[Task description]: Extract the records in full, leaving every picture out.

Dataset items
-------
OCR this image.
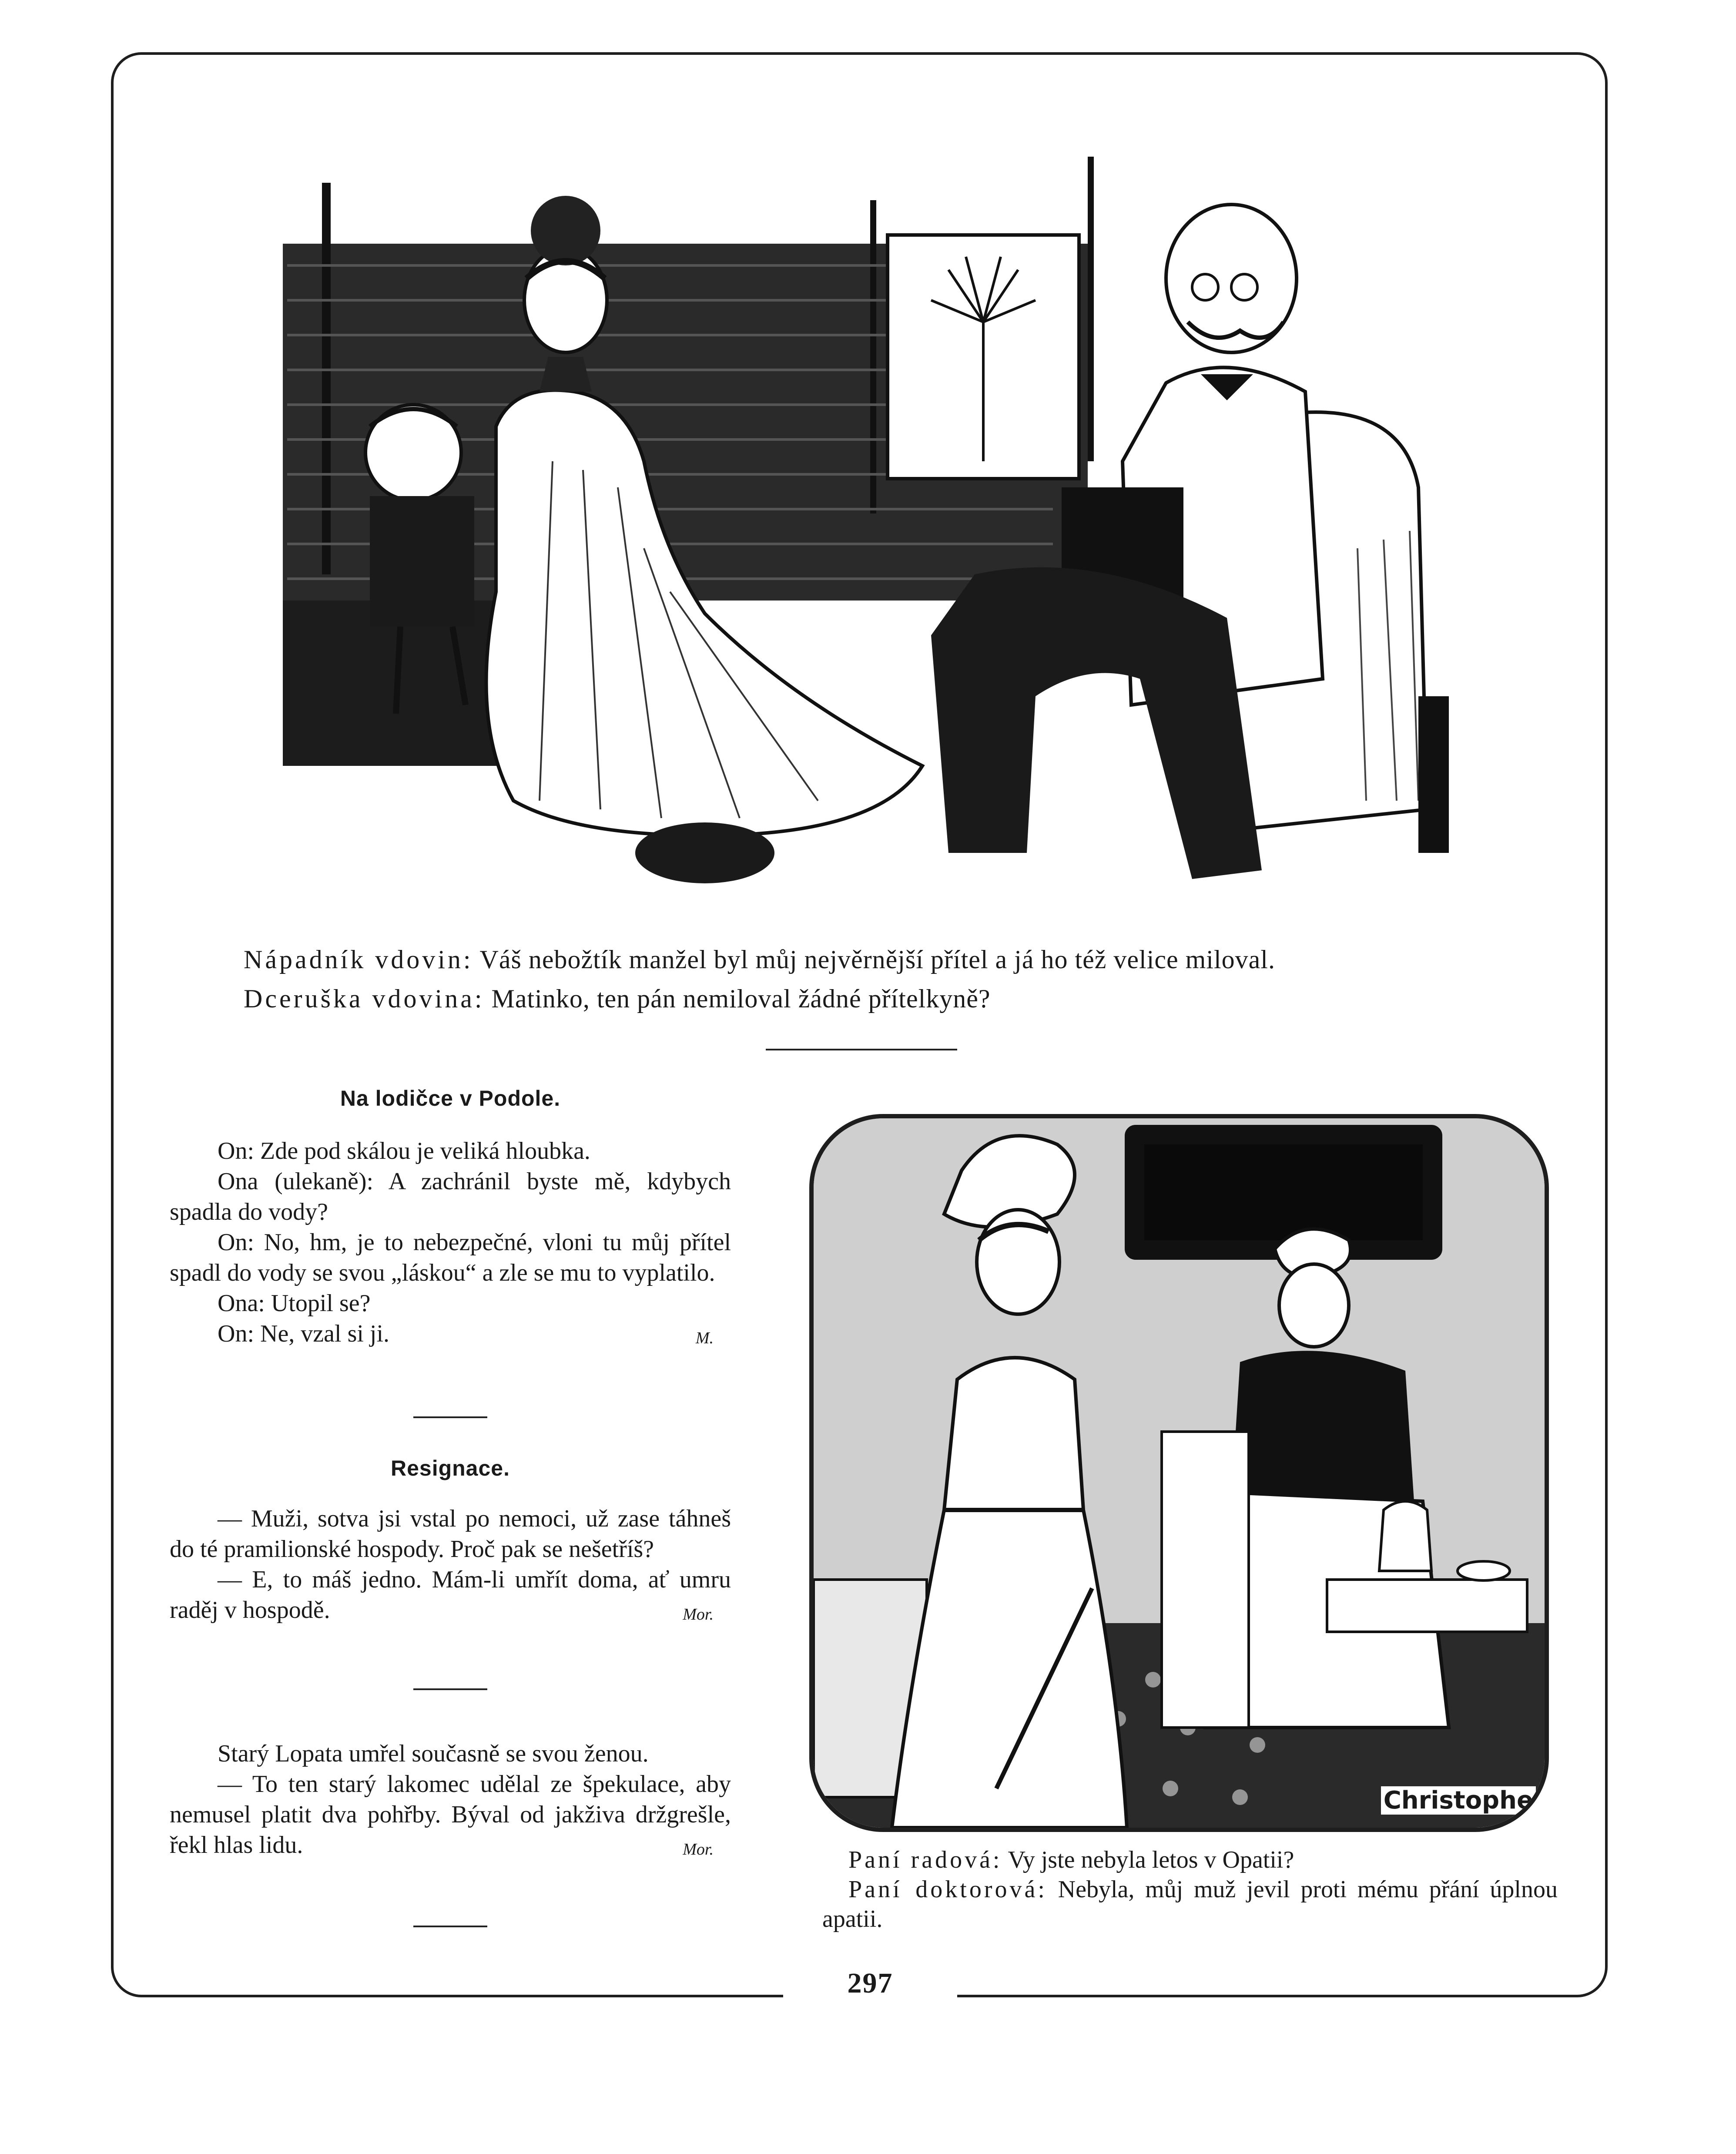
Nápadník vdovin: Váš nebožtík manžel byl můj nejvěrnější přítel a já ho též velice miloval.
Dceruška vdovina: Matinko, ten pán nemiloval žádné přítelkyně?
Na lodičce v Podole.

On: Zde pod skálou je veliká hloubka.

Ona (ulekaně): A zachránil byste mě, kdybych spadla do vody?

On: No, hm, je to nebezpečné, vloni tu můj přítel spadl do vody se svou „láskou“ a zle se mu to vyplatilo.

Ona: Utopil se?

On: Ne, vzal si ji.	M.

Resignace.

— Muži, sotva jsi vstal po nemoci, už zase táhneš do té pramilionské hospody. Proč pak se nešetříš?

— E, to máš jedno. Mám-li umřít doma, ať umru raděj v hospodě.	Mor.

Starý Lopata umřel současně se svou ženou.

— To ten starý lakomec udělal ze špekulace, aby nemusel platit dva pohřby. Býval od jakživa držgrešle, řekl hlas lidu.	Mor.

Christophe

Paní radová: Vy jste nebyla letos v Opatii?

Paní doktorová: Nebyla, můj muž jevil proti mému přání úplnou apatii.

297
-------
[Exercise answer]:
OCR this image.
Nápadník vdovin: Váš nebožtík manžel byl můj nejvěrnější přítel a já ho též velice miloval.
Dceruška vdovina: Matinko, ten pán nemiloval žádné přítelkyně?
Na lodičce v Podole.

On: Zde pod skálou je veliká hloubka.

Ona (ulekaně): A zachránil byste mě, kdybych spadla do vody?

On: No, hm, je to nebezpečné, vloni tu můj přítel spadl do vody se svou „láskou“ a zle se mu to vyplatilo.

Ona: Utopil se?

On: Ne, vzal si ji.	M.

Resignace.

— Muži, sotva jsi vstal po nemoci, už zase táhneš do té pramilionské hospody. Proč pak se nešetříš?

— E, to máš jedno. Mám-li umřít doma, ať umru raděj v hospodě.	Mor.

Starý Lopata umřel současně se svou ženou.

— To ten starý lakomec udělal ze špekulace, aby nemusel platit dva pohřby. Býval od jakživa držgrešle, řekl hlas lidu.	Mor.

Christophe

Paní radová: Vy jste nebyla letos v Opatii?

Paní doktorová: Nebyla, můj muž jevil proti mému přání úplnou apatii.

297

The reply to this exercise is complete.